__GIVEN TASK__: Take the lines from the very first line of the items through the line containing "legend: 1day 5day", both included, and set them out as a numbered list with any blank lines dropped.

__MATERIAL TO PROCESS__:

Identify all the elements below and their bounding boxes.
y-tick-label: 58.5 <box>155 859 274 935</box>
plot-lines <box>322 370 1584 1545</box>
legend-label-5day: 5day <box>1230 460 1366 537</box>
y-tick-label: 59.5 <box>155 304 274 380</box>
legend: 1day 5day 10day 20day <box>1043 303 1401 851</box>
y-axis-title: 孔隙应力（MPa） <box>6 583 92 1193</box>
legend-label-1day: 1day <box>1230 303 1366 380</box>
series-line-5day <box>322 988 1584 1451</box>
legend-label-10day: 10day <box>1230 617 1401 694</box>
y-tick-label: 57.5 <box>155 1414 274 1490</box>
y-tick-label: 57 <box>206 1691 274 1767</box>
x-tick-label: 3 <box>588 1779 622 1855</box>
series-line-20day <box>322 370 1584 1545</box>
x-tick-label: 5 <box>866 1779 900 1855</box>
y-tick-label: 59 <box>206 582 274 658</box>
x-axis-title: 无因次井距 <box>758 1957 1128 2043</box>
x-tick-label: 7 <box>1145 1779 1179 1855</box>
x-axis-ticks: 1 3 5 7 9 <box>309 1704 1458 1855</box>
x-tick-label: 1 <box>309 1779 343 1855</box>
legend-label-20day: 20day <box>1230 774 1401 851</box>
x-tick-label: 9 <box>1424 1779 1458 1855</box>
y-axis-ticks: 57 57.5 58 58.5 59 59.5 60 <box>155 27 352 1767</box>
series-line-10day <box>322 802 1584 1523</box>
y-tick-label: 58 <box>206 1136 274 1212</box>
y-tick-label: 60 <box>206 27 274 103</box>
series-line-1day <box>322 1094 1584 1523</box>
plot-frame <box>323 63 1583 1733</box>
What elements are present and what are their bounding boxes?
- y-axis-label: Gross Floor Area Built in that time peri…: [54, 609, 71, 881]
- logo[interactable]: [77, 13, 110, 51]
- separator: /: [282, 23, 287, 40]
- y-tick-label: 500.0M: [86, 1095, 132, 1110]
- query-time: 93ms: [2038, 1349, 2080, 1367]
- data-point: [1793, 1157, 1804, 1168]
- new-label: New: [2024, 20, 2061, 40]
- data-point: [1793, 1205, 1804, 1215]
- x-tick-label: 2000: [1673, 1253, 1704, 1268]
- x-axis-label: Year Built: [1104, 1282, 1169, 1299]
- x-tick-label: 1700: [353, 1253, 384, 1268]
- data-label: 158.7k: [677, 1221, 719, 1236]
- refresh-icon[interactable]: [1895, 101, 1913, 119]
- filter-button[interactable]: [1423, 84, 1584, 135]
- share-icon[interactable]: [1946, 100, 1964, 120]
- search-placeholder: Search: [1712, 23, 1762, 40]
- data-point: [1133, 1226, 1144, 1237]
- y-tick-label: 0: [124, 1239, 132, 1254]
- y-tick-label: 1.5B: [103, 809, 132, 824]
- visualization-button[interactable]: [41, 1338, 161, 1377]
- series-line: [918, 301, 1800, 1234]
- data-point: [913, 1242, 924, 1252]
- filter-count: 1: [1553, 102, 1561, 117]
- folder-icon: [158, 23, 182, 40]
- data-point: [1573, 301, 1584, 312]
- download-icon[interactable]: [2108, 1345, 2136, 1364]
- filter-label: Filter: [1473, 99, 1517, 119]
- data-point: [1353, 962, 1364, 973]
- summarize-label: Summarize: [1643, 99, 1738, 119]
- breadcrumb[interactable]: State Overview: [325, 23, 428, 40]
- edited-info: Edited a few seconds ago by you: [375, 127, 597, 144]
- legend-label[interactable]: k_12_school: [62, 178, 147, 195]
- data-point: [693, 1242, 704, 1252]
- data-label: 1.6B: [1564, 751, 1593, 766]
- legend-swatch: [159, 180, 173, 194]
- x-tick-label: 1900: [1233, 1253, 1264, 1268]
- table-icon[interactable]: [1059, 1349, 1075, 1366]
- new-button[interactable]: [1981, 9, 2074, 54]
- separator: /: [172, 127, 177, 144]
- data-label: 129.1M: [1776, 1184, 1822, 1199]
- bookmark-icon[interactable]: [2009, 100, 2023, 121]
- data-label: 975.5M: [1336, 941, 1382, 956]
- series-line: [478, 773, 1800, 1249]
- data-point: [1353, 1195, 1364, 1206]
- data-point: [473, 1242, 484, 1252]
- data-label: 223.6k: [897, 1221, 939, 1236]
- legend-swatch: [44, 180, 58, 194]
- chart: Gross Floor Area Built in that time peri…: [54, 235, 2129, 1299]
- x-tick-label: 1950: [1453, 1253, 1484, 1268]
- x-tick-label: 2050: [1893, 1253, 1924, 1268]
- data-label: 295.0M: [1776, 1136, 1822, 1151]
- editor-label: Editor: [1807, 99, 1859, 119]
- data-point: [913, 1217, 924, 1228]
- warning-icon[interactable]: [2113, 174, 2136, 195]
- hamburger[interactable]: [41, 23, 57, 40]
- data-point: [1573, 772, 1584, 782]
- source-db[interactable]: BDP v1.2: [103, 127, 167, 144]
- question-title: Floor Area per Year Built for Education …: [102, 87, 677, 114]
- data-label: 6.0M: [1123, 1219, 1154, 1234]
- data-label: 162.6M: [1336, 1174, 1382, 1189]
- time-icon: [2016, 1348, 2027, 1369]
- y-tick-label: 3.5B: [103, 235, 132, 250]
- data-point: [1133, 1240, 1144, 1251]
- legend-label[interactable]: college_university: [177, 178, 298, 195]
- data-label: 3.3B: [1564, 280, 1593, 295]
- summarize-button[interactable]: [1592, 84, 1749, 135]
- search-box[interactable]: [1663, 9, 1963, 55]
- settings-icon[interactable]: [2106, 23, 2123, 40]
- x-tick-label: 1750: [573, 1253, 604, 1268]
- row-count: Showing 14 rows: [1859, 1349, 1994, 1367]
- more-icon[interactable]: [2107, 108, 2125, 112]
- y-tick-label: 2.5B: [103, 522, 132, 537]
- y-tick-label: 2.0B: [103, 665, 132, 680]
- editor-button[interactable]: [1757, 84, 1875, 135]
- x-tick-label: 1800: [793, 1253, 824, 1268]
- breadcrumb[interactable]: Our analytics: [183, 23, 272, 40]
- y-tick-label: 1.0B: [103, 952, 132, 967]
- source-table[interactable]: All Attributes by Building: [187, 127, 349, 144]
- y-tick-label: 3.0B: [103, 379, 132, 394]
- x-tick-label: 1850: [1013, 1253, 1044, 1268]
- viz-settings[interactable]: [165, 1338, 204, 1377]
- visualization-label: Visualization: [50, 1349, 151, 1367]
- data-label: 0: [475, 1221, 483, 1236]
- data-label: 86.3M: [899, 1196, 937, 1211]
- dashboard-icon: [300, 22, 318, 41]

__WRITTEN SOLUTION__:
1. Identify all the elements below and their bounding boxes.
2. y-tick-label: 58.5 <box>155 859 274 935</box>
3. plot-lines <box>322 370 1584 1545</box>
4. legend-label-5day: 5day <box>1230 460 1366 537</box>
5. y-tick-label: 59.5 <box>155 304 274 380</box>
6. legend: 1day 5day 10day 20day <box>1043 303 1401 851</box>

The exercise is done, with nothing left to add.